-- QUOTED PASSAGE --
========================
# Mid Michigan - 2004 Ford F-250



## DJ Contracting (Dec 16, 2003)

Selling my 04 F-250 Super Duty plow truck it is equipped with a 5.4L Automatic transmission, this is a work truck with no bells and whistles. This truck runs and shifts great it only has 94k on it.


----------



## LapeerLandscape (Dec 29, 2012)

I have a couple questions, aluminum wheels on the drivers side and steel wheels on the passenger side? tonneau cover, tool box and sun visor come with it I see pics both ways and does the dog go with the truck?


----------



## DJ Contracting (Dec 16, 2003)

Ha no the dog stays. The steel wheels are when I first bought the truck, the pick with the aluminum wheels are on it now. Yes tool box and cover go with the truck.


----------



## cwren2472 (Aug 15, 2014)

You'll get more interest if you put an asking price


----------



## DJ Contracting (Dec 16, 2003)

Yeah I posted it with my Ipad now that I'm on my laptop I'll ad the price


----------



## FredG (Oct 15, 2012)

Is the plow 8' Ultra mount? Price please.


----------



## DJ Contracting (Dec 16, 2003)

7.5 Un-mount with wings and curb guards 8K


----------



## DJ Contracting (Dec 16, 2003)

Can someone help me out? I can't seen to figure out how to edit my thread.


----------



## cwren2472 (Aug 15, 2014)

DJ Contracting said:


> Can someone help me out? I can't seen to figure out how to edit my thread.


You can't after 20 minutes. Other than that, you have to message @Michael J. Donovan for assistance


----------



## DJ Contracting (Dec 16, 2003)

Bummer ok thanks I'll have to do that then.


----------



## DJ Contracting (Dec 16, 2003)

Ok so I have to post here in the replies 

Asking 8k with plow set up 
6K without the plow
Or trade for a Jeep with a plow of similar value.


----------



## Jewell1386 (Dec 3, 2010)

Where are you in “mid Michigan”


----------



## DJ Contracting (Dec 16, 2003)

Bay City


----------



## Bighammer (Aug 20, 2003)

Tailgate? I'm not seeing it in any photos...


----------



## DJ Contracting (Dec 16, 2003)

Yeah it has one I'll get pictures tmrw


----------



## DJ Contracting (Dec 16, 2003)

Bighammer said:


> Tailgate? I'm not seeing it in any photos...


----------



## fordboy (Nov 24, 2005)

Dj is a stand up guy, he wouldn’t do any one wrong. I’m sure this a solid truck. Here’s a bump. Good luck with the sale.


----------



## DJ Contracting (Dec 16, 2003)

Thanks brother, I haven't been on here in a while. Good to see you still frequent the site


----------



## fordboy (Nov 24, 2005)

Yea more so this year, I'm doing new plow installs and repairs for a business a friend of mine owns in Saginaw as a side job now. Come on here looking for mounts or to sell a mount from time to time. Good luck selling the truck.


----------



## FredG (Oct 15, 2012)

Personally I like the old work truck. Just got more trucks then I need now and don't have a jeep to trade. :laugh:


----------



## Freshwater (Feb 28, 2014)

Is this still for sale. Had a buddy call, nobody responded.


----------



## DJ Contracting (Dec 16, 2003)

Freshwater said:


> Is this still for sale. Had a buddy call, nobody responded.


I don't believe that I posted my phone number.


----------



## Freshwater (Feb 28, 2014)

DJ Contracting said:


> I don't believe that I posted my phone number.


I'll call him and find out...WTF is going on. Is it still for sale?


----------



## DJ Contracting (Dec 16, 2003)

Freshwater said:


> I'll call him and find out...WTF is going on. Is it still for sale?


NO!


----------



## DJ Contracting (Dec 16, 2003)

DJ Contracting said:


> NO!


Sorry for the caps 
I'm taking it off the market as it's too ate in the season for me to find a suitable replacement. Sorry


----------
========================
-- DATA EXCERPTS --
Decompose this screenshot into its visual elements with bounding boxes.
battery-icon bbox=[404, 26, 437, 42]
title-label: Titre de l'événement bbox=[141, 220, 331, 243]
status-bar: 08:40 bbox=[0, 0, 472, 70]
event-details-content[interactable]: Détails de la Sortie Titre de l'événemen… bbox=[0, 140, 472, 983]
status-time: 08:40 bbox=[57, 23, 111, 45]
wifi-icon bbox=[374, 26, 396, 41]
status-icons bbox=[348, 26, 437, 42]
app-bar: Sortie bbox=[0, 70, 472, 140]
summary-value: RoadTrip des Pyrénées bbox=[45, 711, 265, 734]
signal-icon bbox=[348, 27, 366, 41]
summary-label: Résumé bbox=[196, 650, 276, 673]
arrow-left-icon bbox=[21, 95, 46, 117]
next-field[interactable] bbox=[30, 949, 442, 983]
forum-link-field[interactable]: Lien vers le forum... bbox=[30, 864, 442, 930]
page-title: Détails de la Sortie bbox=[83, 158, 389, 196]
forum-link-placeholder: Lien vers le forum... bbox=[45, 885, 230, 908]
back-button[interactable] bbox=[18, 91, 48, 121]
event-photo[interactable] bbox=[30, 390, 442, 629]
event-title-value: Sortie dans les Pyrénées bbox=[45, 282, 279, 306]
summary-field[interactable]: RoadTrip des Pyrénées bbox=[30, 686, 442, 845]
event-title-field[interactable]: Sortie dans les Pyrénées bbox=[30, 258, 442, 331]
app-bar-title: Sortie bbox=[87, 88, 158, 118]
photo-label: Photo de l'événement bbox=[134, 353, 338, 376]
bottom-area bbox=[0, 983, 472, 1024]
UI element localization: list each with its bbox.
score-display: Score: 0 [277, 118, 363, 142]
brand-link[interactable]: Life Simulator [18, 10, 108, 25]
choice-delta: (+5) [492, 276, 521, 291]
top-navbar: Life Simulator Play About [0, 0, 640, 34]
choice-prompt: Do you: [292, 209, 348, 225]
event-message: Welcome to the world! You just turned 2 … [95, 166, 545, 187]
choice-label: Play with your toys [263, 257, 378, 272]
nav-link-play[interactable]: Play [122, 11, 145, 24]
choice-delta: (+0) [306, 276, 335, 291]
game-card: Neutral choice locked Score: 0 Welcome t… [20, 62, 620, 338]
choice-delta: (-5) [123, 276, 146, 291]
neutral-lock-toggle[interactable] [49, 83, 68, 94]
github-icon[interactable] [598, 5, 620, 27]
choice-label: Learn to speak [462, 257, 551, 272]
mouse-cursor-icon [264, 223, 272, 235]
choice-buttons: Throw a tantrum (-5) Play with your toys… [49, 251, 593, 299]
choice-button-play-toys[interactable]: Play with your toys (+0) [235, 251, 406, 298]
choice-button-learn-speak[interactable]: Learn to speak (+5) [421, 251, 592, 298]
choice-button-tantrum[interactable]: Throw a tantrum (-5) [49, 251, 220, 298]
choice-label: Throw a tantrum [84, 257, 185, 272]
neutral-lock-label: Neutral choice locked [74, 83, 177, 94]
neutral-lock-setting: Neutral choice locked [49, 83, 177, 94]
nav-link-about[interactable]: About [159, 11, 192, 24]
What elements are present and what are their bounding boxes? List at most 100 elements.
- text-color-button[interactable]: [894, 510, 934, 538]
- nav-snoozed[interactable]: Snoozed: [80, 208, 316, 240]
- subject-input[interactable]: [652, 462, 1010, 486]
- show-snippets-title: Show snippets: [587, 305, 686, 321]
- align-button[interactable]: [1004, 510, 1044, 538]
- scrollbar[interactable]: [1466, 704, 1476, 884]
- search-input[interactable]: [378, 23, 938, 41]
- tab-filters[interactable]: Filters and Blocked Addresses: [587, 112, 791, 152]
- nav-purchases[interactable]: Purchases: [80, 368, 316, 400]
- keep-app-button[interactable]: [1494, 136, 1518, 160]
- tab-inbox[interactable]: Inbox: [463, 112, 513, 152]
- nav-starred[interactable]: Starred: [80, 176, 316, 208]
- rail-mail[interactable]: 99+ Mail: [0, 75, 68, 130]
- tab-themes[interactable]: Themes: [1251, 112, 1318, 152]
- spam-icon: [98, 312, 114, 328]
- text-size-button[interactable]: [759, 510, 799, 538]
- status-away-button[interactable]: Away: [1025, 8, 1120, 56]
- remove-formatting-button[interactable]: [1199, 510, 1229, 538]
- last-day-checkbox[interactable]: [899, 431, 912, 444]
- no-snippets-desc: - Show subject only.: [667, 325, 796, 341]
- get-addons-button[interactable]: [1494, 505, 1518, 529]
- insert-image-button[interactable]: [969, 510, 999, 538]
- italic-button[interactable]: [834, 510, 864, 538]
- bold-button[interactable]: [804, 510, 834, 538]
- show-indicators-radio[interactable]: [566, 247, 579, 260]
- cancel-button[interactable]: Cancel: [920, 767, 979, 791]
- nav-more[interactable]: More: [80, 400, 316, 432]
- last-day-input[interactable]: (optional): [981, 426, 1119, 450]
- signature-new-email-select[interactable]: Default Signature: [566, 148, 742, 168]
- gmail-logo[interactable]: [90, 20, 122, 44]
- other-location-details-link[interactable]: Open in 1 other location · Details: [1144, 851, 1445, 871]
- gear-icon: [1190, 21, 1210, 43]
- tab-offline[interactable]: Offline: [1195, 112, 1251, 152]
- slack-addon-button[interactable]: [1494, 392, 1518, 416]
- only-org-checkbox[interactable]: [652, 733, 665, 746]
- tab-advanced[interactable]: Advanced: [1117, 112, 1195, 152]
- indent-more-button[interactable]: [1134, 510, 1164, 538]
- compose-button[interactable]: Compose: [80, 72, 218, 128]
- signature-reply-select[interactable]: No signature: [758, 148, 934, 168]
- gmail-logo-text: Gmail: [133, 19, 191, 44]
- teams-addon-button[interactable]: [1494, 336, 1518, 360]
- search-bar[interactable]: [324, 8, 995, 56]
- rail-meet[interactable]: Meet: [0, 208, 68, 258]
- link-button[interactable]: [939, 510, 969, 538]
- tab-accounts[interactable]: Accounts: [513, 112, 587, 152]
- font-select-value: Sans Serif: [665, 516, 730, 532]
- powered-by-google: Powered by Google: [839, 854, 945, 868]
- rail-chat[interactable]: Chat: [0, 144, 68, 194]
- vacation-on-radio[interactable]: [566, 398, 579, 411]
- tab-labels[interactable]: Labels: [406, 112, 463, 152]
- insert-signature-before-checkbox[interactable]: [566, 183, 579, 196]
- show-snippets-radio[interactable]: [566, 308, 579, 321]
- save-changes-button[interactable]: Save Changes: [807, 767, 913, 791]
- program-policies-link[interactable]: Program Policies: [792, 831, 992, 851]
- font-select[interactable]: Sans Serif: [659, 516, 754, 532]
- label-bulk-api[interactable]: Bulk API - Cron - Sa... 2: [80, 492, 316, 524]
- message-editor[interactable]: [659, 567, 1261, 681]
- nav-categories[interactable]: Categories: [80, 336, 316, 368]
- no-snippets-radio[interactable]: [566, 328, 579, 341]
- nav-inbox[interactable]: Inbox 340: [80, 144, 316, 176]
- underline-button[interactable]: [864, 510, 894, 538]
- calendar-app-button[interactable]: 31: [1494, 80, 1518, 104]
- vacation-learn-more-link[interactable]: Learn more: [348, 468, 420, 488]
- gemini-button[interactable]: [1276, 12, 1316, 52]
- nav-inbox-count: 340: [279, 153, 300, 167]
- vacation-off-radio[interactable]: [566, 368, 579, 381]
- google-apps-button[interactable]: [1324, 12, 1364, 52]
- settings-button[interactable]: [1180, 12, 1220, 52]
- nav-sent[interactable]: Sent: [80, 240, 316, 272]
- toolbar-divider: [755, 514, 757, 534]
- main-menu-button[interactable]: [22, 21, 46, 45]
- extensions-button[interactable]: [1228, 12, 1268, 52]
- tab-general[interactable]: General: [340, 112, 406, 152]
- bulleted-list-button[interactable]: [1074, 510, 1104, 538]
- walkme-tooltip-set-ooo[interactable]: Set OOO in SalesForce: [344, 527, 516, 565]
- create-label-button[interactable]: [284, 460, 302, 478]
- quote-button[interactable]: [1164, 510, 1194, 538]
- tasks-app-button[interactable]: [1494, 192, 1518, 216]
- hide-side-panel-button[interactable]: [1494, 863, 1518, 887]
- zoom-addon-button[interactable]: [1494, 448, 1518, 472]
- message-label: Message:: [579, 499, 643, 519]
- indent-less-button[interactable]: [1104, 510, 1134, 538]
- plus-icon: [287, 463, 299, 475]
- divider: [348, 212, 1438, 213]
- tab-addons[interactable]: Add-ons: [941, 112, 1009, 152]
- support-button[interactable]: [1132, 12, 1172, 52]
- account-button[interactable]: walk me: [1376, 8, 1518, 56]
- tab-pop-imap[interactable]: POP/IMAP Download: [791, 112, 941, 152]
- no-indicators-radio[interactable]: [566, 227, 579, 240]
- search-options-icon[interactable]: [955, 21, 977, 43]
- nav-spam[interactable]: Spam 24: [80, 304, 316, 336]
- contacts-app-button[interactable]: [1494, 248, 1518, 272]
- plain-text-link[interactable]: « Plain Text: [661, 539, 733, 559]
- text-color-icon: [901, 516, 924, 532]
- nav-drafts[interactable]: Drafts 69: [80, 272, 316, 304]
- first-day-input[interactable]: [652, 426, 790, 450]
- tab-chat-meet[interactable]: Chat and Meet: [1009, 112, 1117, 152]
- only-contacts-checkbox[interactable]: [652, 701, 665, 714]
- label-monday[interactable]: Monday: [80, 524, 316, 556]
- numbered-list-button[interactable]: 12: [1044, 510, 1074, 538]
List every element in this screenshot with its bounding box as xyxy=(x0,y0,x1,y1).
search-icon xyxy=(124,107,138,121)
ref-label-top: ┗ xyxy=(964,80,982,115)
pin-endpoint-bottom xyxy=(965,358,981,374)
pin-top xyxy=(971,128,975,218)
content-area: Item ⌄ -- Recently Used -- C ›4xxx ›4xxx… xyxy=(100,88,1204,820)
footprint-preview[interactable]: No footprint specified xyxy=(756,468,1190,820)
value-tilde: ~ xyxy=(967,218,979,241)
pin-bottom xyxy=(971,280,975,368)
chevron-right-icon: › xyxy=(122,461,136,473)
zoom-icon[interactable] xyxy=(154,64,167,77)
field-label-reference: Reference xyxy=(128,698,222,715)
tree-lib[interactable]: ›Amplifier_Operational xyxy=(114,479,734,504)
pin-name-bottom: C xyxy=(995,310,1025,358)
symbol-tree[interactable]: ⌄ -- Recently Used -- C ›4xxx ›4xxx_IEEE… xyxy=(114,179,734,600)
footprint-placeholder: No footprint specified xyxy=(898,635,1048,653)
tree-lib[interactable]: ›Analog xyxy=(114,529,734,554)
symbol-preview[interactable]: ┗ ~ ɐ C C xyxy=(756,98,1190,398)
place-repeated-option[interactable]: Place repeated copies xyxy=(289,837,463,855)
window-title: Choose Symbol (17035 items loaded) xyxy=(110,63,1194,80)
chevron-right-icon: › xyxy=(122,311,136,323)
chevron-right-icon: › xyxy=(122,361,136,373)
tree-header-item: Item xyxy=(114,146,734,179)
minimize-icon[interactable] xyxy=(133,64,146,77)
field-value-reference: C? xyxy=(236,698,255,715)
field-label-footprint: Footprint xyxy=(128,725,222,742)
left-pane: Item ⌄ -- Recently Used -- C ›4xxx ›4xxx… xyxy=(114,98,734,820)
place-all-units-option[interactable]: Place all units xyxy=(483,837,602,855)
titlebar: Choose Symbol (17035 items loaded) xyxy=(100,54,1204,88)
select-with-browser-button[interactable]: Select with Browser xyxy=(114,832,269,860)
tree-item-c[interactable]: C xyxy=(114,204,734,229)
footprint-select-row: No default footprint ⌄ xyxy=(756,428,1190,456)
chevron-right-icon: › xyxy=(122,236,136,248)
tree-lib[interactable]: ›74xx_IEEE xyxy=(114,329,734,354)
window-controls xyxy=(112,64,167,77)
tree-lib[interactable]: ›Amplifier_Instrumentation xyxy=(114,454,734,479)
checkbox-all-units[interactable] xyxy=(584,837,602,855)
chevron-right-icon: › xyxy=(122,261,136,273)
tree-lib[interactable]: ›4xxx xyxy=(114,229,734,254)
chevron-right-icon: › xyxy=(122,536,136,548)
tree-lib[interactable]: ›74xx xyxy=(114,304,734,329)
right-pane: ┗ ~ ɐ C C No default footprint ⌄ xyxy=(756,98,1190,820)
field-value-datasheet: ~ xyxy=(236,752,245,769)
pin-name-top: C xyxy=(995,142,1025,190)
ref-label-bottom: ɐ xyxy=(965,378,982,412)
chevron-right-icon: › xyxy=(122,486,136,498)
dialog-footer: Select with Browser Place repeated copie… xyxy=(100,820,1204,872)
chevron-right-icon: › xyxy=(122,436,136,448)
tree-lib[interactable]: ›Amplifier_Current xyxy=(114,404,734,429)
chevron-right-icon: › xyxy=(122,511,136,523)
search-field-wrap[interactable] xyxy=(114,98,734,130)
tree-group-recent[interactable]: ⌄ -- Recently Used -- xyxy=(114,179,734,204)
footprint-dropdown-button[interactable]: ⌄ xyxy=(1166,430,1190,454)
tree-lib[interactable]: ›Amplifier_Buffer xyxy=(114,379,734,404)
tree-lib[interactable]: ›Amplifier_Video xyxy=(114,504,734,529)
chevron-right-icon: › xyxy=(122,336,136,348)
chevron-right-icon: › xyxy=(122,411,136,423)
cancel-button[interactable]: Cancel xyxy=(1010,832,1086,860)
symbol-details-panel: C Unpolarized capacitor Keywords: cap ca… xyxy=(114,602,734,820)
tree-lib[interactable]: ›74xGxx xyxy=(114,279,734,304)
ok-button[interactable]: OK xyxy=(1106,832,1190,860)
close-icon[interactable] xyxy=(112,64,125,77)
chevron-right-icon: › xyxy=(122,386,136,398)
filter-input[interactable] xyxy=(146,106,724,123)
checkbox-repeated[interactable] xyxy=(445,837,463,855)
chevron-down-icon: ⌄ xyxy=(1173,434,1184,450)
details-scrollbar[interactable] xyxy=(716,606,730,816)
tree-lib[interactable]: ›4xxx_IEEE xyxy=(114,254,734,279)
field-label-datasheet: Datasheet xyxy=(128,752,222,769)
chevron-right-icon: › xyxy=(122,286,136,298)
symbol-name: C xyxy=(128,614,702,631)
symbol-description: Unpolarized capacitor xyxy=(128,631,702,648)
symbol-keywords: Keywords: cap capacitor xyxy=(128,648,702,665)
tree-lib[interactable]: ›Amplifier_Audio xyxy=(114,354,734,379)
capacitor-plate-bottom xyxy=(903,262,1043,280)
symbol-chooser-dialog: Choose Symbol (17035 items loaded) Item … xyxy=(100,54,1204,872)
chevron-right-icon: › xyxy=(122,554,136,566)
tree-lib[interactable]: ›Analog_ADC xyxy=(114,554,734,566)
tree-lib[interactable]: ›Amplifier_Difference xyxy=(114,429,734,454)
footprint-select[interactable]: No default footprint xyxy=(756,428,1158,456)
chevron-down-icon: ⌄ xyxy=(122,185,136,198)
========================
-- TASK REQUIREMENTS --
1 - Answer these questions about the forum thread on the 2004 Ford F-250:
(a) What engine size does the seller list for the truck?
(b) In what city is the seller located?
(c) What is the asking price for the truck without the plow?
2 - Retype the stretch of the forum thread from "You can't after" through "do that then.".
The data is not required for this work.

-- ANSWERS BY TASK --
1 -
(a) 5.4L
(b) Bay City
(c) 6K

2 -
You can't after 20 minutes. Other than that, you have to message @Michael J. Donovan for assistance


----------



## DJ Contracting (Dec 16, 2003)

Bummer ok thanks I'll have to do that then.